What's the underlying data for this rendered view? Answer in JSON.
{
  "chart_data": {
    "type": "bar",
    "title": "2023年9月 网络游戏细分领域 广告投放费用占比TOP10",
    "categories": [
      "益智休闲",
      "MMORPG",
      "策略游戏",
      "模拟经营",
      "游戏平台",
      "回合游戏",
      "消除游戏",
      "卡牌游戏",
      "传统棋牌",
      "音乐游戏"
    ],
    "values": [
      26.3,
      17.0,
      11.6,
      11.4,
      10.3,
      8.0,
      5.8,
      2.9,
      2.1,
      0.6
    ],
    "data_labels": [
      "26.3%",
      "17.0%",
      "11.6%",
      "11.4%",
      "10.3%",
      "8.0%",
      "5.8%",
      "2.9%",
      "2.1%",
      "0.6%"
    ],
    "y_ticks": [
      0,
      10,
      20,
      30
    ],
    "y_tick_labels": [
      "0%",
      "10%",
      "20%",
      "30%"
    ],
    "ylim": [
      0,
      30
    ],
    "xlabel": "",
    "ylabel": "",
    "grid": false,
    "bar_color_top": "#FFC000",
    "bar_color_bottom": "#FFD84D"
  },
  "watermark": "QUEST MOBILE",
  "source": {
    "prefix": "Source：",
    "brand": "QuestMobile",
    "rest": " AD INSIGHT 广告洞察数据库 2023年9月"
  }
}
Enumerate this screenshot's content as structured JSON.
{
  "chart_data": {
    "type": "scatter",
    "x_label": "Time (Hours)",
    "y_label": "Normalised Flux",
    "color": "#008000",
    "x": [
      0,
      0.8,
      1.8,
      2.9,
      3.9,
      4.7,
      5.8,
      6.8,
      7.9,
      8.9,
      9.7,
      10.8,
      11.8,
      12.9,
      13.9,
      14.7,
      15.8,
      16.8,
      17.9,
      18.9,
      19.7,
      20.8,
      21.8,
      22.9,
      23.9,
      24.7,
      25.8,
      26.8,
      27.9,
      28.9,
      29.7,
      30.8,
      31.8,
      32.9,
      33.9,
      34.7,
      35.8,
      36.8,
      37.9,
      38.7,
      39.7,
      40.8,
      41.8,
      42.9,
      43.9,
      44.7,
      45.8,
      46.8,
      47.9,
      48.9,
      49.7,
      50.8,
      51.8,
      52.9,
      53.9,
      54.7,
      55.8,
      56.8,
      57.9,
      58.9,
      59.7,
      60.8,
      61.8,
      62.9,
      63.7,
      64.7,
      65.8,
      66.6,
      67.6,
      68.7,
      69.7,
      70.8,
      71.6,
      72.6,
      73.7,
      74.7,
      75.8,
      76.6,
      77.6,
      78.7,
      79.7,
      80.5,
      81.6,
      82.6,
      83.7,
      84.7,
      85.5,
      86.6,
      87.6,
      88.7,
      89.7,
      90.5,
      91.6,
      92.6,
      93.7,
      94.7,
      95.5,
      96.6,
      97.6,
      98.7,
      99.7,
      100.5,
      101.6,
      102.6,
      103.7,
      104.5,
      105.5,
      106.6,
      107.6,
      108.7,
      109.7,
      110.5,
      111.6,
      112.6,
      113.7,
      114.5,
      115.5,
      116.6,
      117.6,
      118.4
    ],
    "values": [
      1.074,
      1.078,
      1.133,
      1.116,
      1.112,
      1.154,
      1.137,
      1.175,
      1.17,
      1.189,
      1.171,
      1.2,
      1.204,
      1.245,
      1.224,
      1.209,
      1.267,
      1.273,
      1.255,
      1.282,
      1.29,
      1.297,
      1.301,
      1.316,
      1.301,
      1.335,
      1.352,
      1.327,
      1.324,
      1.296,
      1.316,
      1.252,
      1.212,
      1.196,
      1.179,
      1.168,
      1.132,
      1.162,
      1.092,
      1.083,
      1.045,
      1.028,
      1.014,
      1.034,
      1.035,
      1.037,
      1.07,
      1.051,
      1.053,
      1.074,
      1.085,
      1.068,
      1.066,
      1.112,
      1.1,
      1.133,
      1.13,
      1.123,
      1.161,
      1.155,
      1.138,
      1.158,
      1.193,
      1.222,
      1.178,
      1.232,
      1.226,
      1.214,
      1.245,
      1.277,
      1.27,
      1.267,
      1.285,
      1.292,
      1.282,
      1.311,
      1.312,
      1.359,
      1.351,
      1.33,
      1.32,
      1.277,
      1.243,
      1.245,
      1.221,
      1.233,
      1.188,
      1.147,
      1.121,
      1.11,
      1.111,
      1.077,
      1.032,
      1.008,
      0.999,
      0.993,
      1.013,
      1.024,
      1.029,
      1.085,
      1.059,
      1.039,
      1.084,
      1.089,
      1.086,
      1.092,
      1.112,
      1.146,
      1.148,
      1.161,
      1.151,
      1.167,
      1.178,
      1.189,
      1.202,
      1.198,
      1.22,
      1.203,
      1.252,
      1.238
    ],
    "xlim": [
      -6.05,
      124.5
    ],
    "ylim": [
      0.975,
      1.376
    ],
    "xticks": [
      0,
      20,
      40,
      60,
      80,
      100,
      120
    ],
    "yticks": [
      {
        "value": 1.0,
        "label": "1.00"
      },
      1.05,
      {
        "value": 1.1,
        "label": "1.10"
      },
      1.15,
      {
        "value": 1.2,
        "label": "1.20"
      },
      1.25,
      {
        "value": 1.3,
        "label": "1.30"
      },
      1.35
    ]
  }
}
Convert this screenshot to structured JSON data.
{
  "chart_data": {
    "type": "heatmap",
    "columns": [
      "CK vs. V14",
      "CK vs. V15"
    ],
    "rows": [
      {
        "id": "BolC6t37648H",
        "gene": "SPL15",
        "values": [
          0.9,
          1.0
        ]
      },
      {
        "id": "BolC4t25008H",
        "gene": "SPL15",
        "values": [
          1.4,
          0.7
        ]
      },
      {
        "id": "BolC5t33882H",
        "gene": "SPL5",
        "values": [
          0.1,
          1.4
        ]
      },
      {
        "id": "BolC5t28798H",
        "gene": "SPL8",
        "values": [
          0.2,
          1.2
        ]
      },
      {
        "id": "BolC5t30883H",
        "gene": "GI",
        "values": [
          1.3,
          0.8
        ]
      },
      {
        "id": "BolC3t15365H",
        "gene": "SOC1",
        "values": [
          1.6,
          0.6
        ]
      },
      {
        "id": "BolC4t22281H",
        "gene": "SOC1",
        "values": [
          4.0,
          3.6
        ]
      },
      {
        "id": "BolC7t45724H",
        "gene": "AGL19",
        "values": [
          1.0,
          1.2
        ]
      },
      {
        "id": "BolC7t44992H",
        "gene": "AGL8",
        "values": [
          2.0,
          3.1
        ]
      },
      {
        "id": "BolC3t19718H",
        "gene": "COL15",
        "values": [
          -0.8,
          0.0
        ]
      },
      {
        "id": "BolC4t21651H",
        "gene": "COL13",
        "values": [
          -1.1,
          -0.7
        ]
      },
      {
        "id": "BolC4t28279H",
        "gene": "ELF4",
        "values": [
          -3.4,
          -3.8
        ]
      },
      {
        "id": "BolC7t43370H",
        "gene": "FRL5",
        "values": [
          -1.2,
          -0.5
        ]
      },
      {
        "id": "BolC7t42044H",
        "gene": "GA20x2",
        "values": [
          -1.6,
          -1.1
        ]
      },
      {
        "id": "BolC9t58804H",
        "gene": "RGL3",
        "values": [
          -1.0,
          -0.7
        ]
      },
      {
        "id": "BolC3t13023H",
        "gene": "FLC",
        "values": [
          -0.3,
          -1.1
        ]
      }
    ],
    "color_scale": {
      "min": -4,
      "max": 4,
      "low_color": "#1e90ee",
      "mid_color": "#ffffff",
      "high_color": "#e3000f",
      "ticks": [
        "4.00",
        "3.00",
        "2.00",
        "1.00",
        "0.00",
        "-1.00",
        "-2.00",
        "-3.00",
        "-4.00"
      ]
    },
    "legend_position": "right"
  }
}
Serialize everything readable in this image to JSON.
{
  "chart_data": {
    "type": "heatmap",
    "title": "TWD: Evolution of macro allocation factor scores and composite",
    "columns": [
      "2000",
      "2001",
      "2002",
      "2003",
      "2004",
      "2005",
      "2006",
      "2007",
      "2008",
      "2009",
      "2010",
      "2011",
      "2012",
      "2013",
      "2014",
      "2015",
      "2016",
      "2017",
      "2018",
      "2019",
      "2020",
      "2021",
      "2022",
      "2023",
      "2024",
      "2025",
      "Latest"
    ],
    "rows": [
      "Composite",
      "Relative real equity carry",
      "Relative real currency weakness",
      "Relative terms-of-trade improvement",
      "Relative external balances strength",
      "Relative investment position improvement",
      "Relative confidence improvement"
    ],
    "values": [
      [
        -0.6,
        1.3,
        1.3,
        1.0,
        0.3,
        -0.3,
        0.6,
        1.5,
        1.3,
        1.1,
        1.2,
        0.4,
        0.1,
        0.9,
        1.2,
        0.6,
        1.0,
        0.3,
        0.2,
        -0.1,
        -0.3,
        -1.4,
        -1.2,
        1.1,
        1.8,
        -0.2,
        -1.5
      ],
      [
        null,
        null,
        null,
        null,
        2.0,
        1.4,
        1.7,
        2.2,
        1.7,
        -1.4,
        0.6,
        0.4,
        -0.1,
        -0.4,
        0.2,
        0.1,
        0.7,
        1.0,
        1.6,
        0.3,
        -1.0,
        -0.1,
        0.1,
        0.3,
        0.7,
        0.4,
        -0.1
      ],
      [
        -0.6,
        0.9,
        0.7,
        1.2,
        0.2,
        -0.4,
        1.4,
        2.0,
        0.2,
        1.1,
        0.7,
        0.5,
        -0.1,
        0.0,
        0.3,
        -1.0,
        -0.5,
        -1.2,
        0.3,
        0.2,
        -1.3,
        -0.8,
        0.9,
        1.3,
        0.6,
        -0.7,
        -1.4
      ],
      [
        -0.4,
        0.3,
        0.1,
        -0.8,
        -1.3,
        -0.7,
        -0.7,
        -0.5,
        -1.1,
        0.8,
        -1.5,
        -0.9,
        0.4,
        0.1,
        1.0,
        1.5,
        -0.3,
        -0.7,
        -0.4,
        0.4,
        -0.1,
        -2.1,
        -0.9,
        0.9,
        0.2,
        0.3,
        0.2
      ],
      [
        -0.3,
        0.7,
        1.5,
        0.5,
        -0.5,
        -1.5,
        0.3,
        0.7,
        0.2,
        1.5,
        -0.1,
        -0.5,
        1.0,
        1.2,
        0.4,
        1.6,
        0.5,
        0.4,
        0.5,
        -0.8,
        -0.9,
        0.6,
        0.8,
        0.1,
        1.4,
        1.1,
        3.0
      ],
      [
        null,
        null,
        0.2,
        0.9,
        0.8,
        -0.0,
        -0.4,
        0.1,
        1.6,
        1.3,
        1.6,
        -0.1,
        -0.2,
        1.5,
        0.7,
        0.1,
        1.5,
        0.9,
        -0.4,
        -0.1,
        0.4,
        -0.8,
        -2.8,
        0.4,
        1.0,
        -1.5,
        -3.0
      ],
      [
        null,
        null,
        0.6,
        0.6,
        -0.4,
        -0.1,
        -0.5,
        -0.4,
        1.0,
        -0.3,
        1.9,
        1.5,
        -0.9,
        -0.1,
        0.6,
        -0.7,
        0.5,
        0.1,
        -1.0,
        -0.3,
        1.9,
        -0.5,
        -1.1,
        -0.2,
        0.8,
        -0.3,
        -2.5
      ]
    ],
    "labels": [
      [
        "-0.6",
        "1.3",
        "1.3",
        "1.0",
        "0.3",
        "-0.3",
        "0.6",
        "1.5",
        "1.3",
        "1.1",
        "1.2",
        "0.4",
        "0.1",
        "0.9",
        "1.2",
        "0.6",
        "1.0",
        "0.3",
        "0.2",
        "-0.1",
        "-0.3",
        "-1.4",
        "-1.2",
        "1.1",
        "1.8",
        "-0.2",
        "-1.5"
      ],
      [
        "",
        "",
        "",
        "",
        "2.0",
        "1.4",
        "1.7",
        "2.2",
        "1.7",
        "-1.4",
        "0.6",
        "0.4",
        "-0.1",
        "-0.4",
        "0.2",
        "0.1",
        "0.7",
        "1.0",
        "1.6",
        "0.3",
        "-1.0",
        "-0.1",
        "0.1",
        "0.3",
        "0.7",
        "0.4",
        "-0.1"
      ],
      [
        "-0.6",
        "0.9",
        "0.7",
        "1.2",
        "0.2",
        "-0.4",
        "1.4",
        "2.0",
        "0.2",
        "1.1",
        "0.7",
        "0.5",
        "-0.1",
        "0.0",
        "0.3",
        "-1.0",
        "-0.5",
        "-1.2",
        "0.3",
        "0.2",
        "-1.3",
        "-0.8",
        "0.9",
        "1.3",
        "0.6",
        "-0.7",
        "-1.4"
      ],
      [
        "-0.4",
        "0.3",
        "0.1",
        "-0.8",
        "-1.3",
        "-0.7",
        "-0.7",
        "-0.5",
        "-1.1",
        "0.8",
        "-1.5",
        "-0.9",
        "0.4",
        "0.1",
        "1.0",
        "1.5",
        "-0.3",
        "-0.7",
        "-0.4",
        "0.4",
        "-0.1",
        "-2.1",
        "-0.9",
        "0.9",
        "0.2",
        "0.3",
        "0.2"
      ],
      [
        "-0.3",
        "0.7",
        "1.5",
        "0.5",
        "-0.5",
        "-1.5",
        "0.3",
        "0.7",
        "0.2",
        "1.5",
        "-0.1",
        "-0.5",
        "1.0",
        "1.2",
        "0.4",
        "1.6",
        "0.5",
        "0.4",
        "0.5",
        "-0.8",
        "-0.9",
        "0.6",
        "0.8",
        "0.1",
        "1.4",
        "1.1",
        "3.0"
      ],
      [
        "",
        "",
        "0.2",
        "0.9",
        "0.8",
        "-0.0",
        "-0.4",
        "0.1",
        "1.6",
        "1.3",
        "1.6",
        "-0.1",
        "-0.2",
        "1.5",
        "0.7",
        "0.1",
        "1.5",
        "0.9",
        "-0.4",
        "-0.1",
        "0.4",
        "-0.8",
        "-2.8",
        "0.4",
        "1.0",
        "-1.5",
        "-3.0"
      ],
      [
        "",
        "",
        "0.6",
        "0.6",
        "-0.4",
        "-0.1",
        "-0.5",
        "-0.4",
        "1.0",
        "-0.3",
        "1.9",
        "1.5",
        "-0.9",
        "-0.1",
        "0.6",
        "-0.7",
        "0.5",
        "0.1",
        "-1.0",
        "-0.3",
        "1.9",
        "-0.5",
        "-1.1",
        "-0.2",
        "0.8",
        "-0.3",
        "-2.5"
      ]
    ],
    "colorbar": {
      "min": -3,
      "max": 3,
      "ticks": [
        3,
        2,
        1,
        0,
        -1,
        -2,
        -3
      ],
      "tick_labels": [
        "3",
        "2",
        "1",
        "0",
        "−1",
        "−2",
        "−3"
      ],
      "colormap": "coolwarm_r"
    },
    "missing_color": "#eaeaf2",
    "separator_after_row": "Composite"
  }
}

★ ★ ★ ★ ★

### Your task
Scan the records above and report how many lines include the word "title", without any other text.

### Response for this exercise
2